WHAT YOU SHOULD DO: Transcribe the records below exactly as they appear, omitting any pictures.

====== ITEMS

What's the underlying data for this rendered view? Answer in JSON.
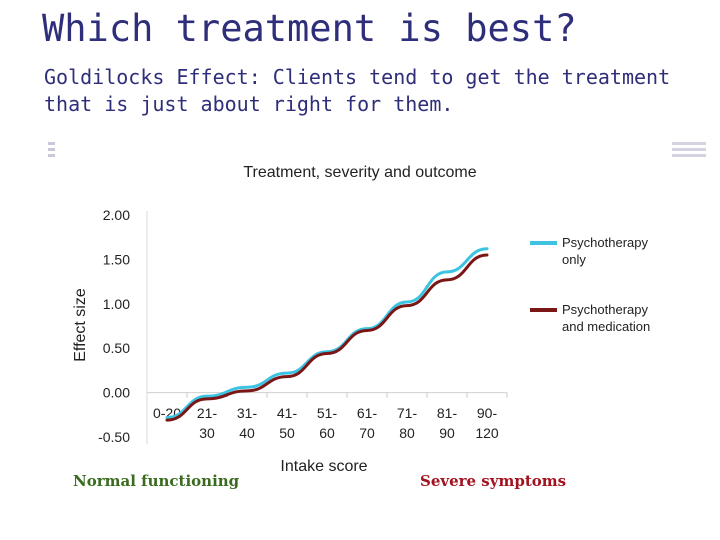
{
  "slide": {
    "title": "Which treatment is best?",
    "subtitle": "Goldilocks Effect: Clients tend to get the treatment that is just about right for them."
  },
  "notes": {
    "left": "Normal functioning",
    "right": "Severe symptoms"
  },
  "colors": {
    "title_text": "#2e2e7a",
    "note_left": "#3a6b1e",
    "note_right": "#a3121f",
    "psychotherapy_only": "#3cc3e2",
    "psychotherapy_and_medication": "#7a1616"
  },
  "chart_data": {
    "type": "line",
    "title": "Treatment, severity and outcome",
    "xlabel": "Intake score",
    "ylabel": "Effect size",
    "categories": [
      [
        "0-20"
      ],
      [
        "21-",
        "30"
      ],
      [
        "31-",
        "40"
      ],
      [
        "41-",
        "50"
      ],
      [
        "51-",
        "60"
      ],
      [
        "61-",
        "70"
      ],
      [
        "71-",
        "80"
      ],
      [
        "81-",
        "90"
      ],
      [
        "90-",
        "120"
      ]
    ],
    "ylim": [
      -0.5,
      2.0
    ],
    "yticks": [
      "2.00",
      "1.50",
      "1.00",
      "0.50",
      "0.00",
      "-0.50"
    ],
    "ytick_values": [
      2.0,
      1.5,
      1.0,
      0.5,
      0.0,
      -0.5
    ],
    "grid": false,
    "legend_position": "right",
    "series": [
      {
        "name": [
          "Psychotherapy",
          "only"
        ],
        "color": "#3cc3e2",
        "values": [
          -0.28,
          -0.04,
          0.06,
          0.22,
          0.46,
          0.72,
          1.02,
          1.36,
          1.62
        ]
      },
      {
        "name": [
          "Psychotherapy",
          "and medication"
        ],
        "color": "#7a1616",
        "values": [
          -0.31,
          -0.07,
          0.02,
          0.18,
          0.44,
          0.7,
          0.98,
          1.27,
          1.55
        ]
      }
    ]
  }
}
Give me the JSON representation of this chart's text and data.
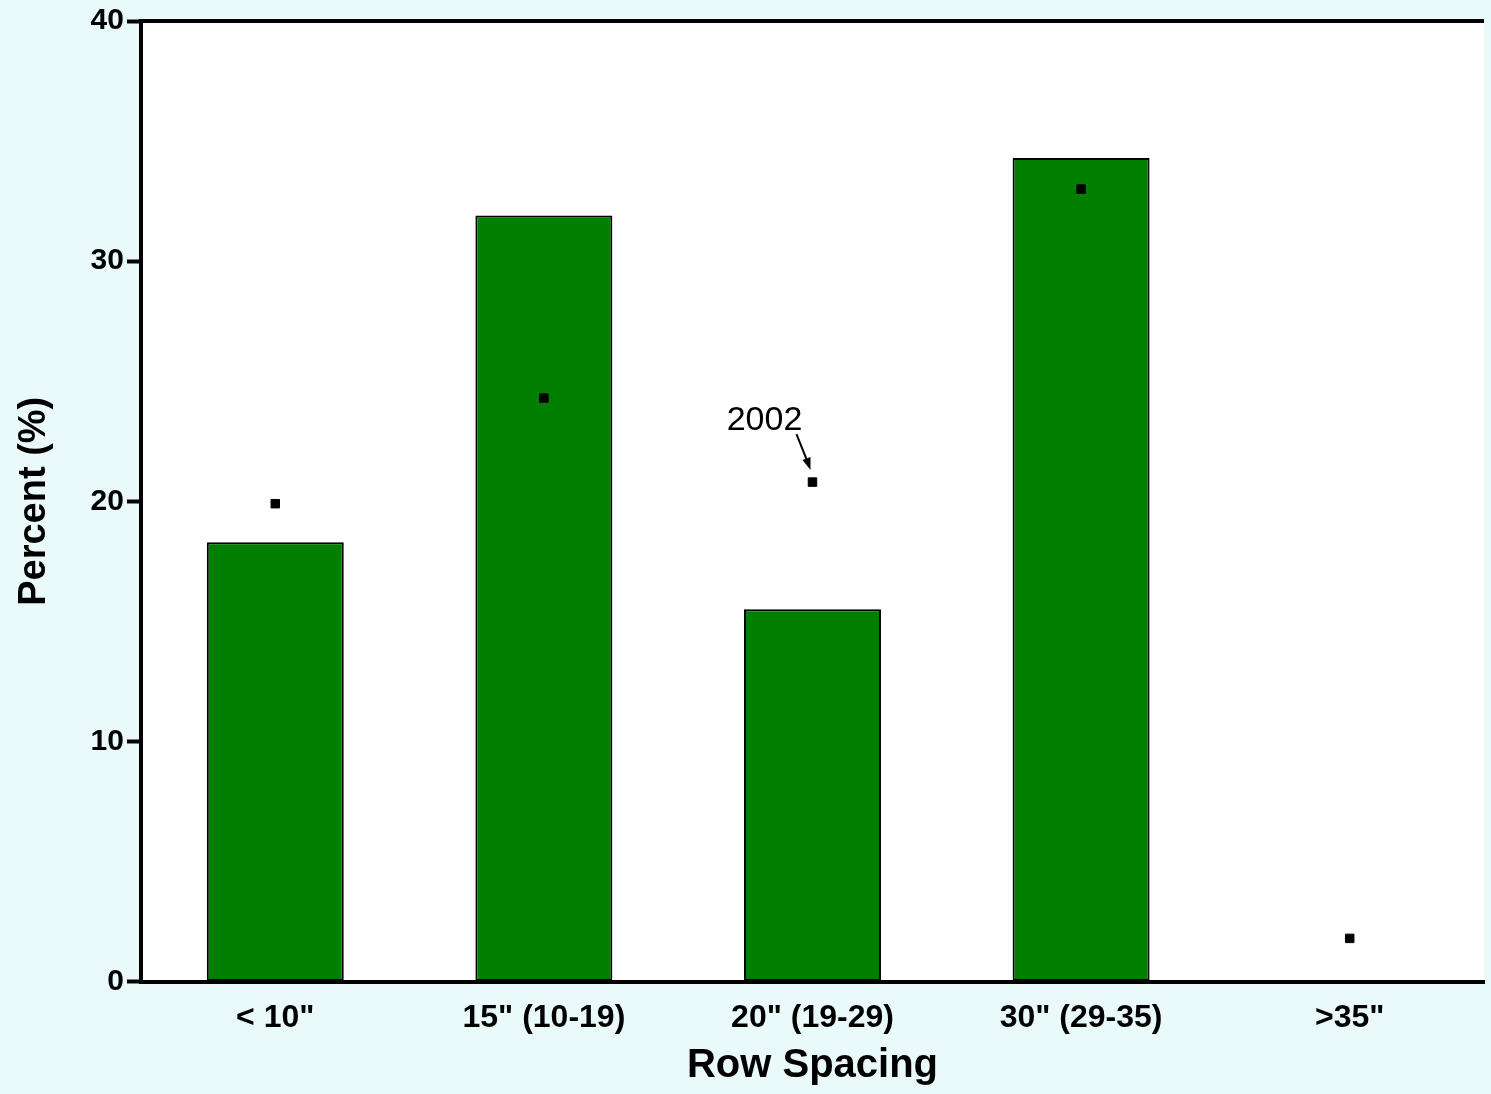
{
  "chart_data": {
    "type": "bar",
    "xlabel": "Row Spacing",
    "ylabel": "Percent (%)",
    "categories": [
      "< 10\"",
      "15\" (10-19)",
      "20\" (19-29)",
      "30\" (29-35)",
      ">35\""
    ],
    "series": [
      {
        "color": "#007f00",
        "values": [
          18.3,
          31.9,
          15.5,
          34.3,
          0
        ]
      },
      {
        "type": "scatter",
        "name": "2002",
        "color": "#000000",
        "marker": "square",
        "values": [
          19.9,
          24.3,
          20.8,
          33.0,
          1.8
        ]
      }
    ],
    "ylim": [
      0,
      40
    ],
    "yticks": [
      0,
      10,
      20,
      30,
      40
    ],
    "grid": false,
    "legend": false
  }
}
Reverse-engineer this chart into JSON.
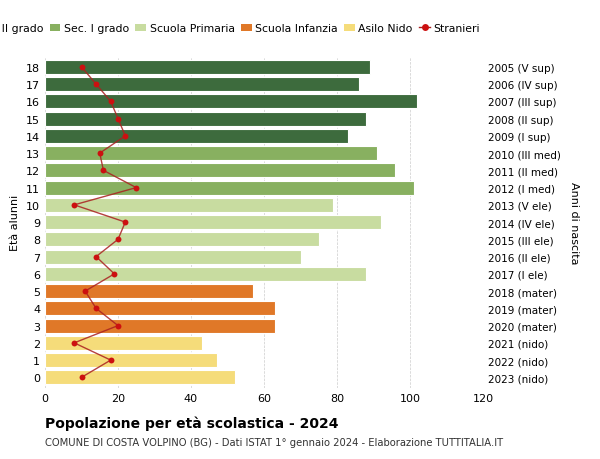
{
  "ages": [
    0,
    1,
    2,
    3,
    4,
    5,
    6,
    7,
    8,
    9,
    10,
    11,
    12,
    13,
    14,
    15,
    16,
    17,
    18
  ],
  "anni_nascita": [
    "2023 (nido)",
    "2022 (nido)",
    "2021 (nido)",
    "2020 (mater)",
    "2019 (mater)",
    "2018 (mater)",
    "2017 (I ele)",
    "2016 (II ele)",
    "2015 (III ele)",
    "2014 (IV ele)",
    "2013 (V ele)",
    "2012 (I med)",
    "2011 (II med)",
    "2010 (III med)",
    "2009 (I sup)",
    "2008 (II sup)",
    "2007 (III sup)",
    "2006 (IV sup)",
    "2005 (V sup)"
  ],
  "bar_values": [
    52,
    47,
    43,
    63,
    63,
    57,
    88,
    70,
    75,
    92,
    79,
    101,
    96,
    91,
    83,
    88,
    102,
    86,
    89
  ],
  "bar_colors": [
    "#f5dc7a",
    "#f5dc7a",
    "#f5dc7a",
    "#e07828",
    "#e07828",
    "#e07828",
    "#c8dca0",
    "#c8dca0",
    "#c8dca0",
    "#c8dca0",
    "#c8dca0",
    "#88b060",
    "#88b060",
    "#88b060",
    "#3d6b3d",
    "#3d6b3d",
    "#3d6b3d",
    "#3d6b3d",
    "#3d6b3d"
  ],
  "stranieri": [
    10,
    18,
    8,
    20,
    14,
    11,
    19,
    14,
    20,
    22,
    8,
    25,
    16,
    15,
    22,
    20,
    18,
    14,
    10
  ],
  "title": "Popolazione per età scolastica - 2024",
  "subtitle": "COMUNE DI COSTA VOLPINO (BG) - Dati ISTAT 1° gennaio 2024 - Elaborazione TUTTITALIA.IT",
  "ylabel_left": "Età alunni",
  "ylabel_right": "Anni di nascita",
  "legend_labels": [
    "Sec. II grado",
    "Sec. I grado",
    "Scuola Primaria",
    "Scuola Infanzia",
    "Asilo Nido",
    "Stranieri"
  ],
  "legend_colors": [
    "#3d6b3d",
    "#88b060",
    "#c8dca0",
    "#e07828",
    "#f5dc7a",
    "#cc1010"
  ],
  "xlim": [
    0,
    120
  ],
  "xticks": [
    0,
    20,
    40,
    60,
    80,
    100,
    120
  ],
  "background_color": "#ffffff",
  "grid_color": "#cccccc",
  "stranieri_line_color": "#aa2020",
  "stranieri_dot_color": "#cc1010"
}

============

RESPONSE BELOW:
What's the underlying data for this rendered view? Answer in JSON.
{
  "slide": {
    "title": "Which treatment is best?",
    "subtitle": "Goldilocks Effect: Clients tend to get the treatment that is just about right for them."
  },
  "notes": {
    "left": "Normal functioning",
    "right": "Severe symptoms"
  },
  "colors": {
    "title_text": "#2e2e7a",
    "note_left": "#3a6b1e",
    "note_right": "#a3121f",
    "psychotherapy_only": "#3cc3e2",
    "psychotherapy_and_medication": "#7a1616"
  },
  "chart_data": {
    "type": "line",
    "title": "Treatment, severity and outcome",
    "xlabel": "Intake score",
    "ylabel": "Effect size",
    "categories": [
      [
        "0-20"
      ],
      [
        "21-",
        "30"
      ],
      [
        "31-",
        "40"
      ],
      [
        "41-",
        "50"
      ],
      [
        "51-",
        "60"
      ],
      [
        "61-",
        "70"
      ],
      [
        "71-",
        "80"
      ],
      [
        "81-",
        "90"
      ],
      [
        "90-",
        "120"
      ]
    ],
    "ylim": [
      -0.5,
      2.0
    ],
    "yticks": [
      "2.00",
      "1.50",
      "1.00",
      "0.50",
      "0.00",
      "-0.50"
    ],
    "ytick_values": [
      2.0,
      1.5,
      1.0,
      0.5,
      0.0,
      -0.5
    ],
    "grid": false,
    "legend_position": "right",
    "series": [
      {
        "name": [
          "Psychotherapy",
          "only"
        ],
        "color": "#3cc3e2",
        "values": [
          -0.28,
          -0.04,
          0.06,
          0.22,
          0.46,
          0.72,
          1.02,
          1.36,
          1.62
        ]
      },
      {
        "name": [
          "Psychotherapy",
          "and medication"
        ],
        "color": "#7a1616",
        "values": [
          -0.31,
          -0.07,
          0.02,
          0.18,
          0.44,
          0.7,
          0.98,
          1.27,
          1.55
        ]
      }
    ]
  }
}
Give me the JSON representation of this chart's text and data.
{
  "chart_data": {
    "type": "bar",
    "xlabel": "Row Spacing",
    "ylabel": "Percent (%)",
    "categories": [
      "< 10\"",
      "15\" (10-19)",
      "20\" (19-29)",
      "30\" (29-35)",
      ">35\""
    ],
    "series": [
      {
        "color": "#007f00",
        "values": [
          18.3,
          31.9,
          15.5,
          34.3,
          0
        ]
      },
      {
        "type": "scatter",
        "name": "2002",
        "color": "#000000",
        "marker": "square",
        "values": [
          19.9,
          24.3,
          20.8,
          33.0,
          1.8
        ]
      }
    ],
    "ylim": [
      0,
      40
    ],
    "yticks": [
      0,
      10,
      20,
      30,
      40
    ],
    "grid": false,
    "legend": false
  }
}
Reverse-engineer this chart into JSON.
{
  "ages": [
    0,
    1,
    2,
    3,
    4,
    5,
    6,
    7,
    8,
    9,
    10,
    11,
    12,
    13,
    14,
    15,
    16,
    17,
    18
  ],
  "anni_nascita": [
    "2023 (nido)",
    "2022 (nido)",
    "2021 (nido)",
    "2020 (mater)",
    "2019 (mater)",
    "2018 (mater)",
    "2017 (I ele)",
    "2016 (II ele)",
    "2015 (III ele)",
    "2014 (IV ele)",
    "2013 (V ele)",
    "2012 (I med)",
    "2011 (II med)",
    "2010 (III med)",
    "2009 (I sup)",
    "2008 (II sup)",
    "2007 (III sup)",
    "2006 (IV sup)",
    "2005 (V sup)"
  ],
  "bar_values": [
    52,
    47,
    43,
    63,
    63,
    57,
    88,
    70,
    75,
    92,
    79,
    101,
    96,
    91,
    83,
    88,
    102,
    86,
    89
  ],
  "bar_colors": [
    "#f5dc7a",
    "#f5dc7a",
    "#f5dc7a",
    "#e07828",
    "#e07828",
    "#e07828",
    "#c8dca0",
    "#c8dca0",
    "#c8dca0",
    "#c8dca0",
    "#c8dca0",
    "#88b060",
    "#88b060",
    "#88b060",
    "#3d6b3d",
    "#3d6b3d",
    "#3d6b3d",
    "#3d6b3d",
    "#3d6b3d"
  ],
  "stranieri": [
    10,
    18,
    8,
    20,
    14,
    11,
    19,
    14,
    20,
    22,
    8,
    25,
    16,
    15,
    22,
    20,
    18,
    14,
    10
  ],
  "title": "Popolazione per età scolastica - 2024",
  "subtitle": "COMUNE DI COSTA VOLPINO (BG) - Dati ISTAT 1° gennaio 2024 - Elaborazione TUTTITALIA.IT",
  "ylabel_left": "Età alunni",
  "ylabel_right": "Anni di nascita",
  "legend_labels": [
    "Sec. II grado",
    "Sec. I grado",
    "Scuola Primaria",
    "Scuola Infanzia",
    "Asilo Nido",
    "Stranieri"
  ],
  "legend_colors": [
    "#3d6b3d",
    "#88b060",
    "#c8dca0",
    "#e07828",
    "#f5dc7a",
    "#cc1010"
  ],
  "xlim": [
    0,
    120
  ],
  "xticks": [
    0,
    20,
    40,
    60,
    80,
    100,
    120
  ],
  "background_color": "#ffffff",
  "grid_color": "#cccccc",
  "stranieri_line_color": "#aa2020",
  "stranieri_dot_color": "#cc1010"
}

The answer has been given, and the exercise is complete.